### INPUT FOR THIS TASK

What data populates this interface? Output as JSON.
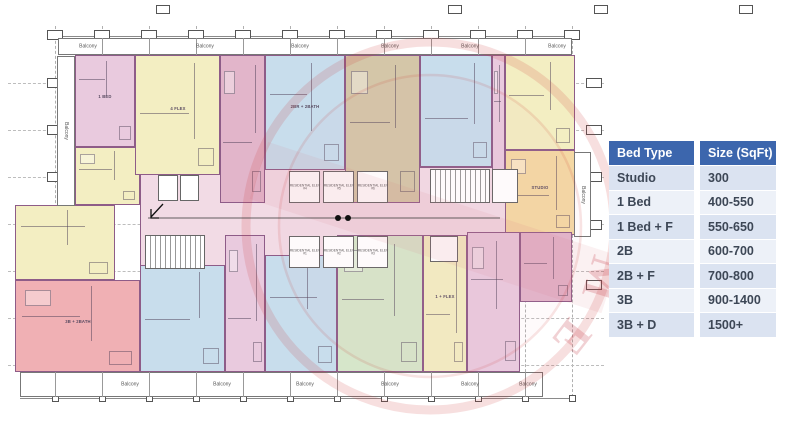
{
  "table": {
    "headers": [
      "Bed Type",
      "Size (SqFt)"
    ],
    "rows": [
      [
        "Studio",
        "300"
      ],
      [
        "1 Bed",
        "400-550"
      ],
      [
        "1 Bed + F",
        "550-650"
      ],
      [
        "2B",
        "600-700"
      ],
      [
        "2B + F",
        "700-800"
      ],
      [
        "3B",
        "900-1400"
      ],
      [
        "3B + D",
        "1500+"
      ]
    ],
    "colors": {
      "header_bg": "#3c66ad",
      "header_text": "#ffffff",
      "row_dark": "#dbe3f1",
      "row_light": "#edf1f8",
      "cell_text": "#3d4756"
    }
  },
  "plan": {
    "palette": {
      "pink": "#e9cade",
      "pinkDark": "#e2b5ca",
      "salmon": "#f0b0b4",
      "yellow": "#f3eec2",
      "tan": "#d4c6a8",
      "blue": "#c8ddec",
      "green": "#d6e6ca",
      "orange": "#f4d8a4",
      "corridor": "#f2dbe5",
      "wall": "#8e5c88",
      "watermark": "#c23340"
    },
    "grid": {
      "cols": [
        55,
        102,
        149,
        196,
        243,
        290,
        337,
        384,
        431,
        478,
        525,
        572
      ],
      "rows": [
        83,
        130,
        177,
        224,
        271,
        318,
        365
      ],
      "top_marks_y": 30,
      "upper_marks": [
        163,
        455,
        601,
        746
      ],
      "left_mark_rows": [
        83,
        130,
        177
      ],
      "right_mark_rows": [
        83,
        130,
        177,
        225,
        285
      ]
    },
    "core": {
      "x": 140,
      "y": 167,
      "w": 380,
      "h": 100
    },
    "units": [
      {
        "x": 75,
        "y": 55,
        "w": 60,
        "h": 92,
        "c": "pink",
        "label": "1 BED"
      },
      {
        "x": 75,
        "y": 147,
        "w": 65,
        "h": 58,
        "c": "yellow",
        "label": ""
      },
      {
        "x": 135,
        "y": 55,
        "w": 85,
        "h": 120,
        "c": "yellow",
        "label": "4 FLEX"
      },
      {
        "x": 220,
        "y": 55,
        "w": 45,
        "h": 148,
        "c": "pinkDark",
        "label": ""
      },
      {
        "x": 265,
        "y": 55,
        "w": 80,
        "h": 115,
        "c": "blue",
        "label": "2BR + 2BATH"
      },
      {
        "x": 345,
        "y": 55,
        "w": 75,
        "h": 148,
        "c": "tan",
        "label": ""
      },
      {
        "x": 420,
        "y": 55,
        "w": 72,
        "h": 112,
        "c": "blue",
        "label": ""
      },
      {
        "x": 492,
        "y": 55,
        "w": 13,
        "h": 148,
        "c": "pink",
        "label": ""
      },
      {
        "x": 505,
        "y": 55,
        "w": 70,
        "h": 95,
        "c": "yellow",
        "label": ""
      },
      {
        "x": 505,
        "y": 150,
        "w": 70,
        "h": 85,
        "c": "orange",
        "label": "STUDIO"
      },
      {
        "x": 15,
        "y": 205,
        "w": 100,
        "h": 75,
        "c": "yellow",
        "label": ""
      },
      {
        "x": 15,
        "y": 280,
        "w": 125,
        "h": 92,
        "c": "salmon",
        "label": "3B + 2BATH"
      },
      {
        "x": 140,
        "y": 265,
        "w": 85,
        "h": 107,
        "c": "blue",
        "label": ""
      },
      {
        "x": 225,
        "y": 235,
        "w": 40,
        "h": 137,
        "c": "pink",
        "label": ""
      },
      {
        "x": 265,
        "y": 255,
        "w": 72,
        "h": 117,
        "c": "blue",
        "label": ""
      },
      {
        "x": 337,
        "y": 235,
        "w": 86,
        "h": 137,
        "c": "green",
        "label": ""
      },
      {
        "x": 423,
        "y": 235,
        "w": 44,
        "h": 137,
        "c": "yellow",
        "label": "1 + FLEX"
      },
      {
        "x": 467,
        "y": 232,
        "w": 53,
        "h": 140,
        "c": "pink",
        "label": ""
      },
      {
        "x": 520,
        "y": 232,
        "w": 52,
        "h": 70,
        "c": "pinkDark",
        "label": ""
      }
    ],
    "stairs": [
      {
        "x": 145,
        "y": 235,
        "w": 60,
        "h": 34
      },
      {
        "x": 430,
        "y": 169,
        "w": 60,
        "h": 34
      }
    ],
    "utility_rooms": [
      {
        "x": 158,
        "y": 175,
        "w": 20,
        "h": 26
      },
      {
        "x": 180,
        "y": 175,
        "w": 19,
        "h": 26
      },
      {
        "x": 430,
        "y": 236,
        "w": 28,
        "h": 26
      },
      {
        "x": 492,
        "y": 169,
        "w": 26,
        "h": 34
      }
    ],
    "elevators": {
      "top_bank": {
        "x": 289,
        "y": 171,
        "shaft_w": 31,
        "shaft_h": 32,
        "gap": 3,
        "labels": [
          "RESIDENTIAL ELEV #4",
          "RESIDENTIAL ELEV #5",
          "RESIDENTIAL ELEV #6"
        ]
      },
      "bottom_bank": {
        "x": 289,
        "y": 236,
        "shaft_w": 31,
        "shaft_h": 32,
        "gap": 3,
        "labels": [
          "RESIDENTIAL ELEV #1",
          "RESIDENTIAL ELEV #2",
          "RESIDENTIAL ELEV #3"
        ]
      }
    },
    "balconies": {
      "label": "Balcony",
      "top_strip": {
        "x": 58,
        "y": 38,
        "w": 514,
        "h": 17
      },
      "bottom_strip": {
        "x": 20,
        "y": 372,
        "w": 523,
        "h": 25
      },
      "left_strip": {
        "x": 57,
        "y": 56,
        "w": 18,
        "h": 150
      },
      "right_strip": {
        "x": 574,
        "y": 152,
        "w": 17,
        "h": 85
      },
      "top_label_xs": [
        88,
        205,
        300,
        390,
        470,
        557
      ],
      "bottom_label_xs": [
        130,
        222,
        305,
        390,
        470,
        528
      ]
    },
    "watermark": {
      "letters": [
        "M",
        "E"
      ]
    }
  }
}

######

▸ WHAT THIS TASK INVOLVES
Exclude the pictures, and transcribe all of the material exactly.

▸ REPLY TO THE TASK
What data populates this interface? Output as JSON.
{
  "table": {
    "headers": [
      "Bed Type",
      "Size (SqFt)"
    ],
    "rows": [
      [
        "Studio",
        "300"
      ],
      [
        "1 Bed",
        "400-550"
      ],
      [
        "1 Bed + F",
        "550-650"
      ],
      [
        "2B",
        "600-700"
      ],
      [
        "2B + F",
        "700-800"
      ],
      [
        "3B",
        "900-1400"
      ],
      [
        "3B + D",
        "1500+"
      ]
    ],
    "colors": {
      "header_bg": "#3c66ad",
      "header_text": "#ffffff",
      "row_dark": "#dbe3f1",
      "row_light": "#edf1f8",
      "cell_text": "#3d4756"
    }
  },
  "plan": {
    "palette": {
      "pink": "#e9cade",
      "pinkDark": "#e2b5ca",
      "salmon": "#f0b0b4",
      "yellow": "#f3eec2",
      "tan": "#d4c6a8",
      "blue": "#c8ddec",
      "green": "#d6e6ca",
      "orange": "#f4d8a4",
      "corridor": "#f2dbe5",
      "wall": "#8e5c88",
      "watermark": "#c23340"
    },
    "grid": {
      "cols": [
        55,
        102,
        149,
        196,
        243,
        290,
        337,
        384,
        431,
        478,
        525,
        572
      ],
      "rows": [
        83,
        130,
        177,
        224,
        271,
        318,
        365
      ],
      "top_marks_y": 30,
      "upper_marks": [
        163,
        455,
        601,
        746
      ],
      "left_mark_rows": [
        83,
        130,
        177
      ],
      "right_mark_rows": [
        83,
        130,
        177,
        225,
        285
      ]
    },
    "core": {
      "x": 140,
      "y": 167,
      "w": 380,
      "h": 100
    },
    "units": [
      {
        "x": 75,
        "y": 55,
        "w": 60,
        "h": 92,
        "c": "pink",
        "label": "1 BED"
      },
      {
        "x": 75,
        "y": 147,
        "w": 65,
        "h": 58,
        "c": "yellow",
        "label": ""
      },
      {
        "x": 135,
        "y": 55,
        "w": 85,
        "h": 120,
        "c": "yellow",
        "label": "4 FLEX"
      },
      {
        "x": 220,
        "y": 55,
        "w": 45,
        "h": 148,
        "c": "pinkDark",
        "label": ""
      },
      {
        "x": 265,
        "y": 55,
        "w": 80,
        "h": 115,
        "c": "blue",
        "label": "2BR + 2BATH"
      },
      {
        "x": 345,
        "y": 55,
        "w": 75,
        "h": 148,
        "c": "tan",
        "label": ""
      },
      {
        "x": 420,
        "y": 55,
        "w": 72,
        "h": 112,
        "c": "blue",
        "label": ""
      },
      {
        "x": 492,
        "y": 55,
        "w": 13,
        "h": 148,
        "c": "pink",
        "label": ""
      },
      {
        "x": 505,
        "y": 55,
        "w": 70,
        "h": 95,
        "c": "yellow",
        "label": ""
      },
      {
        "x": 505,
        "y": 150,
        "w": 70,
        "h": 85,
        "c": "orange",
        "label": "STUDIO"
      },
      {
        "x": 15,
        "y": 205,
        "w": 100,
        "h": 75,
        "c": "yellow",
        "label": ""
      },
      {
        "x": 15,
        "y": 280,
        "w": 125,
        "h": 92,
        "c": "salmon",
        "label": "3B + 2BATH"
      },
      {
        "x": 140,
        "y": 265,
        "w": 85,
        "h": 107,
        "c": "blue",
        "label": ""
      },
      {
        "x": 225,
        "y": 235,
        "w": 40,
        "h": 137,
        "c": "pink",
        "label": ""
      },
      {
        "x": 265,
        "y": 255,
        "w": 72,
        "h": 117,
        "c": "blue",
        "label": ""
      },
      {
        "x": 337,
        "y": 235,
        "w": 86,
        "h": 137,
        "c": "green",
        "label": ""
      },
      {
        "x": 423,
        "y": 235,
        "w": 44,
        "h": 137,
        "c": "yellow",
        "label": "1 + FLEX"
      },
      {
        "x": 467,
        "y": 232,
        "w": 53,
        "h": 140,
        "c": "pink",
        "label": ""
      },
      {
        "x": 520,
        "y": 232,
        "w": 52,
        "h": 70,
        "c": "pinkDark",
        "label": ""
      }
    ],
    "stairs": [
      {
        "x": 145,
        "y": 235,
        "w": 60,
        "h": 34
      },
      {
        "x": 430,
        "y": 169,
        "w": 60,
        "h": 34
      }
    ],
    "utility_rooms": [
      {
        "x": 158,
        "y": 175,
        "w": 20,
        "h": 26
      },
      {
        "x": 180,
        "y": 175,
        "w": 19,
        "h": 26
      },
      {
        "x": 430,
        "y": 236,
        "w": 28,
        "h": 26
      },
      {
        "x": 492,
        "y": 169,
        "w": 26,
        "h": 34
      }
    ],
    "elevators": {
      "top_bank": {
        "x": 289,
        "y": 171,
        "shaft_w": 31,
        "shaft_h": 32,
        "gap": 3,
        "labels": [
          "RESIDENTIAL ELEV #4",
          "RESIDENTIAL ELEV #5",
          "RESIDENTIAL ELEV #6"
        ]
      },
      "bottom_bank": {
        "x": 289,
        "y": 236,
        "shaft_w": 31,
        "shaft_h": 32,
        "gap": 3,
        "labels": [
          "RESIDENTIAL ELEV #1",
          "RESIDENTIAL ELEV #2",
          "RESIDENTIAL ELEV #3"
        ]
      }
    },
    "balconies": {
      "label": "Balcony",
      "top_strip": {
        "x": 58,
        "y": 38,
        "w": 514,
        "h": 17
      },
      "bottom_strip": {
        "x": 20,
        "y": 372,
        "w": 523,
        "h": 25
      },
      "left_strip": {
        "x": 57,
        "y": 56,
        "w": 18,
        "h": 150
      },
      "right_strip": {
        "x": 574,
        "y": 152,
        "w": 17,
        "h": 85
      },
      "top_label_xs": [
        88,
        205,
        300,
        390,
        470,
        557
      ],
      "bottom_label_xs": [
        130,
        222,
        305,
        390,
        470,
        528
      ]
    },
    "watermark": {
      "letters": [
        "M",
        "E"
      ]
    }
  }
}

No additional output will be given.